> _Extract to read_

★ ★ ★ ★

On Her Majesty’s silver service

Food and entertaining feature strongly in diplomatic memoirs. Brigid Keenan, an envoy’s wife for 30 years, shares her experiences as she introduces excerpts from the writings of ambassadors

The World Today Published 7 December 2012 Updated 5 October 2020 4 minute READ

Brigid Keenan

Author, Diplomatic Baggage: The Adventures of a Trailing Spouse

Every diplomat returns to Britain with anecdotes about their foreign postings – often to do with food and entertaining because this is where the clash of civilizations is most visible: each of us trying, against the odds, to recreate an English dining room in some corner of a foreign land, with all the misunderstandings and subsequent hilarity that goes with that – for instance cherries instead of sherry in the beef consommé in Delhi.

★ ★ ★ ★

> _Dataset section_
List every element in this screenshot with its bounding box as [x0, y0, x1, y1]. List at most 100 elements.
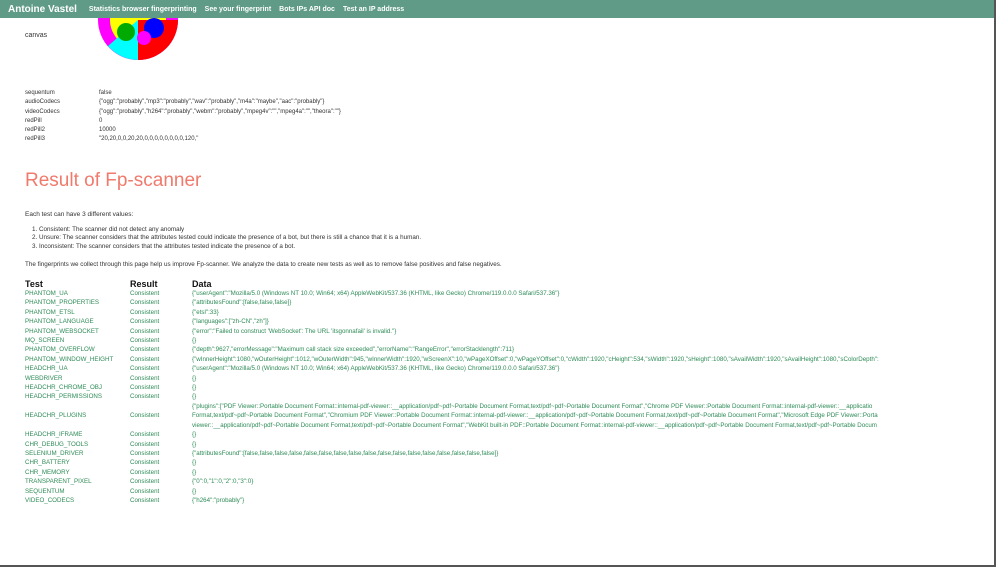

★ ★ ★ ★

> _Challenges_
1. List the specific foods and drinks named in the last paragraph of the article on diplomatic entertaining.
2. Rewrite the article on diplomatic entertaining from "Food and entertaining feature" to "consommé in Delhi.", with "anecdotes" changed to "stories".

> _Response list_
1. cherries, sherry, beef consommé

2.
Food and entertaining feature strongly in diplomatic memoirs. Brigid Keenan, an envoy’s wife for 30 years, shares her experiences as she introduces excerpts from the writings of ambassadors

The World Today Published 7 December 2012 Updated 5 October 2020 4 minute READ

Brigid Keenan

Author, Diplomatic Baggage: The Adventures of a Trailing Spouse

Every diplomat returns to Britain with stories about their foreign postings – often to do with food and entertaining because this is where the clash of civilizations is most visible: each of us trying, against the odds, to recreate an English dining room in some corner of a foreign land, with all the misunderstandings and subsequent hilarity that goes with that – for instance cherries instead of sherry in the beef consommé in Delhi.